- **PROBLEM TO SOLVE**
Look for the line with "OCR this image." in the entries below, then extract that line and all lines after it exactly, with pictures left out.

- **DATASET EXCERPTS**
** begin **

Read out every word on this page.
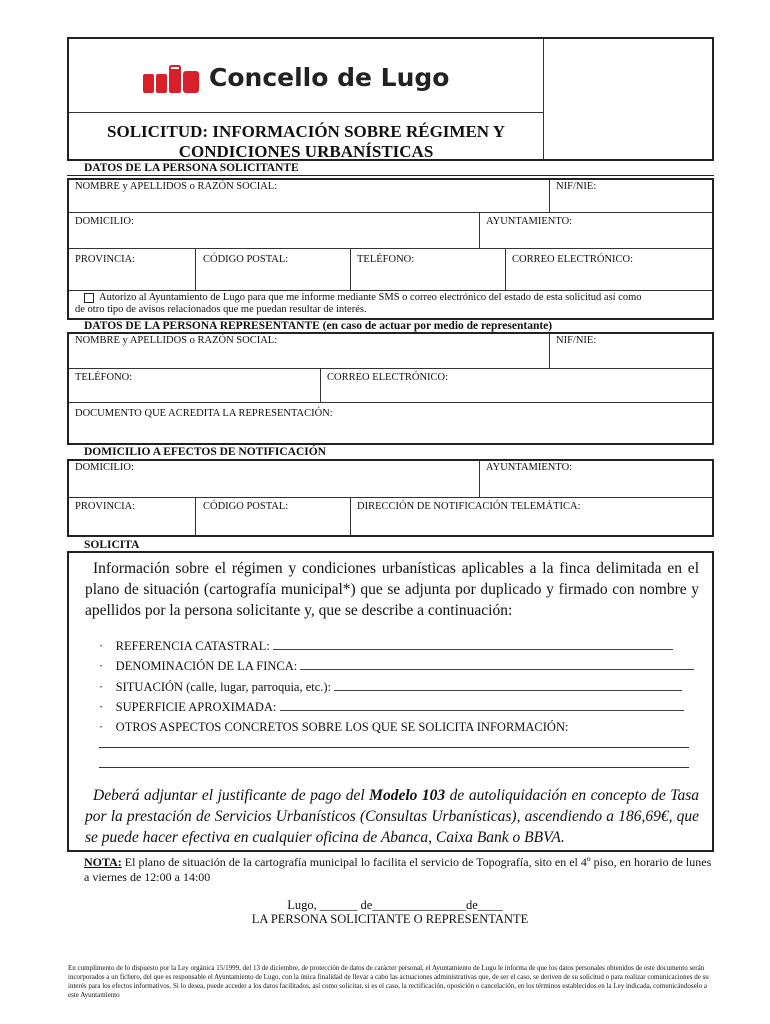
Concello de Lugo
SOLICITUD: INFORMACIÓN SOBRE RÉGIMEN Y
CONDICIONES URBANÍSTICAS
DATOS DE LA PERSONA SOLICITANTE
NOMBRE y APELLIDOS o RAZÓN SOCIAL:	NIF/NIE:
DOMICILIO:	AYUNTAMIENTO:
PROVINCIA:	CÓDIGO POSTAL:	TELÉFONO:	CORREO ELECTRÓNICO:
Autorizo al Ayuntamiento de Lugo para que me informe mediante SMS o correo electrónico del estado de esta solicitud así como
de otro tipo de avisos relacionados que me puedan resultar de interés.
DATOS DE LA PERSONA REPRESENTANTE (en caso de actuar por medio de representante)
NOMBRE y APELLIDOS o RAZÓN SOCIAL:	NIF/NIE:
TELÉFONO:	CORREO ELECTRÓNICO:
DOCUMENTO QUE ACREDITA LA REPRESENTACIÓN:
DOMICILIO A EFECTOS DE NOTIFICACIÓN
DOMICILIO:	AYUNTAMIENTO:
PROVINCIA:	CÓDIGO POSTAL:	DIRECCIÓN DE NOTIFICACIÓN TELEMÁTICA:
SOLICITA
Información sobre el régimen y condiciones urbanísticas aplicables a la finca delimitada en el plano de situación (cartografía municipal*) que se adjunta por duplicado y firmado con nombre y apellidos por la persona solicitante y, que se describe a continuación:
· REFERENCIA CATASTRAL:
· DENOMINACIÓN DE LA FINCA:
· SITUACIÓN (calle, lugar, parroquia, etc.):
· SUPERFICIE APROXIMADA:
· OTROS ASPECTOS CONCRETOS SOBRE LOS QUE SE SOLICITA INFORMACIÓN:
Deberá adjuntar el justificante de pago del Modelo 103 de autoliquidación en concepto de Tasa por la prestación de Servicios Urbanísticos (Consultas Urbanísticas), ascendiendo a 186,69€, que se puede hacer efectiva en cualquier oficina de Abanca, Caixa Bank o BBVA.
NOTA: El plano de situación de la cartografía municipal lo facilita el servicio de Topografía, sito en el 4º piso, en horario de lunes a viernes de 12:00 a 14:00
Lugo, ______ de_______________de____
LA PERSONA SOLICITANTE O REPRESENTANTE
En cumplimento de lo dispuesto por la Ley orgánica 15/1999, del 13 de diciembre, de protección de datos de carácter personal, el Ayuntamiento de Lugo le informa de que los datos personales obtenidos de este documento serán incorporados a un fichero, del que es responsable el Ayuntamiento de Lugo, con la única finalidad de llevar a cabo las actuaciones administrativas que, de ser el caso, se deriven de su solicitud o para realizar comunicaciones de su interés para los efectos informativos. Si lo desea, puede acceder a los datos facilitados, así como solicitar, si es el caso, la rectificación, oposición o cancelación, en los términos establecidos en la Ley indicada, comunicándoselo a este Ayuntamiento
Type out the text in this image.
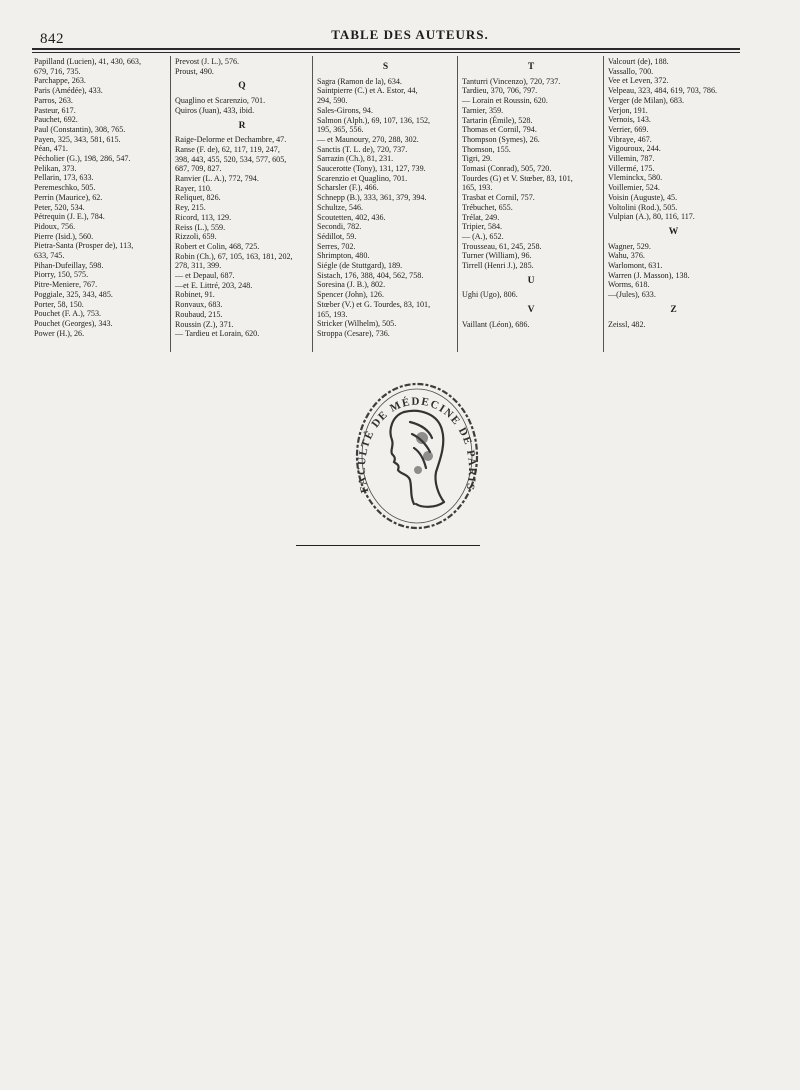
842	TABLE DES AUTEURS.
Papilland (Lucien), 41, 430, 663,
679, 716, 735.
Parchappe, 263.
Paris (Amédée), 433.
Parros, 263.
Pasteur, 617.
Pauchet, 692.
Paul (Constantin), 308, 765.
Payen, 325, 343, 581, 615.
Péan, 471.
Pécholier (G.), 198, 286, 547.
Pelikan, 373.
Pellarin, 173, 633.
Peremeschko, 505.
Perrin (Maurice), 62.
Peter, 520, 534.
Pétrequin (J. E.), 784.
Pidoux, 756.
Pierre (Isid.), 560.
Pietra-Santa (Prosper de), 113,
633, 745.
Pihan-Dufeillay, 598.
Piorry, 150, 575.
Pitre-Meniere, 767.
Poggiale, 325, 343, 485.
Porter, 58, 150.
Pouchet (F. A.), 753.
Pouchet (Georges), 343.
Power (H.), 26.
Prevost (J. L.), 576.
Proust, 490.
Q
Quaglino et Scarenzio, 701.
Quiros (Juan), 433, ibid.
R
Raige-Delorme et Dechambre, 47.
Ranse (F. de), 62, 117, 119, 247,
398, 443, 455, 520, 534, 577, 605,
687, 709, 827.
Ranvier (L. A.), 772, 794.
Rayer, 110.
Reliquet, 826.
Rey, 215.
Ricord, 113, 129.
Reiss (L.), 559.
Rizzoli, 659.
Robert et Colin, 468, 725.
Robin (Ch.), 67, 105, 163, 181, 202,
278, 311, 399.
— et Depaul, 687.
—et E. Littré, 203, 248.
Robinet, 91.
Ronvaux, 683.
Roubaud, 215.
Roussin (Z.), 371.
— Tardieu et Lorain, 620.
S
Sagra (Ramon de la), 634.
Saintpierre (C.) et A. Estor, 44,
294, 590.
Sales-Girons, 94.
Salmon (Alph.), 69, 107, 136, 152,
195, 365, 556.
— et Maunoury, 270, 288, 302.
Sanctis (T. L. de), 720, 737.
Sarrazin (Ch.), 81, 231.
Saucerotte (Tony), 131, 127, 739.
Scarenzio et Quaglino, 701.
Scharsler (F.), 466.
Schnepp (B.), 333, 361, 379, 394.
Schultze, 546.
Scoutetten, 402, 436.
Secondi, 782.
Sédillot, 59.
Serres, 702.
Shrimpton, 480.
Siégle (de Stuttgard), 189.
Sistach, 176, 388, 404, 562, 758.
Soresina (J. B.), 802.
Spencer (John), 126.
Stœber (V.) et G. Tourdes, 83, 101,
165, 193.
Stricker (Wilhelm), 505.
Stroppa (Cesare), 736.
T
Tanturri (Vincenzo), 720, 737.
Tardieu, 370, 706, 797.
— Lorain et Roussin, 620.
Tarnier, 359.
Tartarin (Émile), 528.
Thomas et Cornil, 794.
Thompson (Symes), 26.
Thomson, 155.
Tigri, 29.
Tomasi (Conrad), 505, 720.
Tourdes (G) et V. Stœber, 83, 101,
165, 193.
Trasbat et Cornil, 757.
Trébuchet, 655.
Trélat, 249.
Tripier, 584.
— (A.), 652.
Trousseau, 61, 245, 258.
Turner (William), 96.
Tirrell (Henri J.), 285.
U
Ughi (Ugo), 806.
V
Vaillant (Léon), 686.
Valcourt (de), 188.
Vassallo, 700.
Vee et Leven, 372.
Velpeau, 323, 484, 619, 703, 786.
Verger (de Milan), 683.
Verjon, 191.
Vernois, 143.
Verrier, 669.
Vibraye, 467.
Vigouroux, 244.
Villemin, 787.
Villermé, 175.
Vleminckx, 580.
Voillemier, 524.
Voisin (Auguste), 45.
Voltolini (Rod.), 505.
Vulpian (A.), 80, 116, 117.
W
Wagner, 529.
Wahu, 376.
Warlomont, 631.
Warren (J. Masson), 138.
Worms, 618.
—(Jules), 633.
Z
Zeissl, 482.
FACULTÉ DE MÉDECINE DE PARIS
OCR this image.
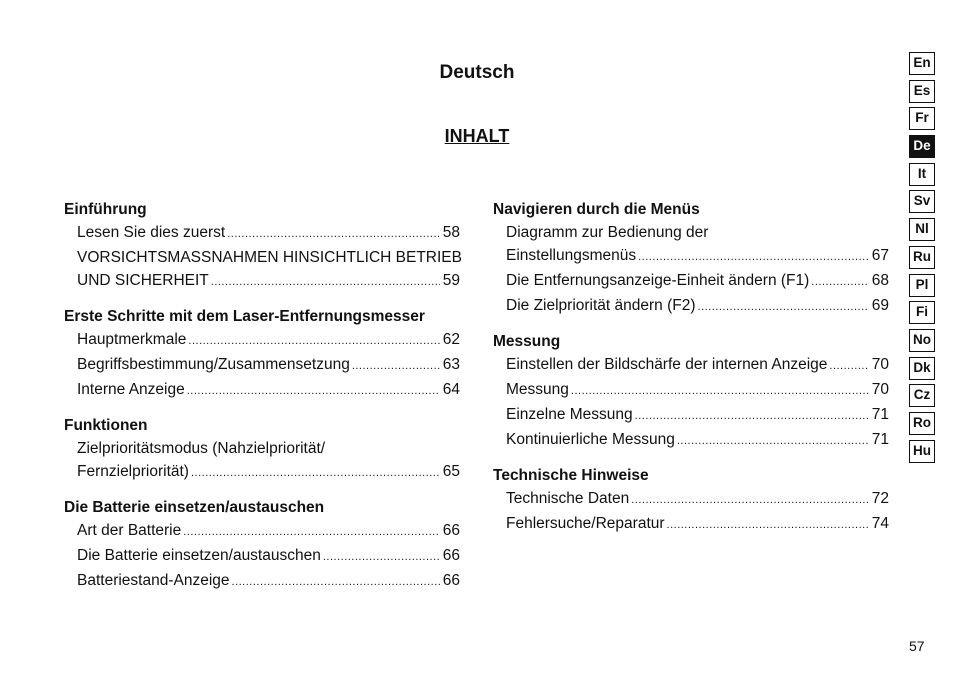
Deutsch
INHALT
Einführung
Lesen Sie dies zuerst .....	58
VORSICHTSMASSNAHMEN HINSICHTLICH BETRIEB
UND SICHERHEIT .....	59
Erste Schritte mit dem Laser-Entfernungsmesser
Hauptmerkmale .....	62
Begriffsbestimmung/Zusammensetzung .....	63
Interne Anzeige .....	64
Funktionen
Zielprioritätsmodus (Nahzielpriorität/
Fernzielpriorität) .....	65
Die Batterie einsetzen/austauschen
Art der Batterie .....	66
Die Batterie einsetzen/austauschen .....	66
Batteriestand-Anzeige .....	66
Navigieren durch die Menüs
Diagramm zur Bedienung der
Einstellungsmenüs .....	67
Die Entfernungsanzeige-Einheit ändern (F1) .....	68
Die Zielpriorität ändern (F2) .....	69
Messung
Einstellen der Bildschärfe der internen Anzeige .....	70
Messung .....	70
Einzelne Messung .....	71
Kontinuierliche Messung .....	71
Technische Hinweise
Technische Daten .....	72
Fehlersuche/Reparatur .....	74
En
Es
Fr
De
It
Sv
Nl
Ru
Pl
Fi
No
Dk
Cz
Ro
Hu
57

** end **

- **SOLUTION FOR THIS PROBLEM**
OCR this image.
Deutsch
INHALT
Einführung
Lesen Sie dies zuerst .....	58
VORSICHTSMASSNAHMEN HINSICHTLICH BETRIEB
UND SICHERHEIT .....	59
Erste Schritte mit dem Laser-Entfernungsmesser
Hauptmerkmale .....	62
Begriffsbestimmung/Zusammensetzung .....	63
Interne Anzeige .....	64
Funktionen
Zielprioritätsmodus (Nahzielpriorität/
Fernzielpriorität) .....	65
Die Batterie einsetzen/austauschen
Art der Batterie .....	66
Die Batterie einsetzen/austauschen .....	66
Batteriestand-Anzeige .....	66
Navigieren durch die Menüs
Diagramm zur Bedienung der
Einstellungsmenüs .....	67
Die Entfernungsanzeige-Einheit ändern (F1) .....	68
Die Zielpriorität ändern (F2) .....	69
Messung
Einstellen der Bildschärfe der internen Anzeige .....	70
Messung .....	70
Einzelne Messung .....	71
Kontinuierliche Messung .....	71
Technische Hinweise
Technische Daten .....	72
Fehlersuche/Reparatur .....	74
En
Es
Fr
De
It
Sv
Nl
Ru
Pl
Fi
No
Dk
Cz
Ro
Hu
57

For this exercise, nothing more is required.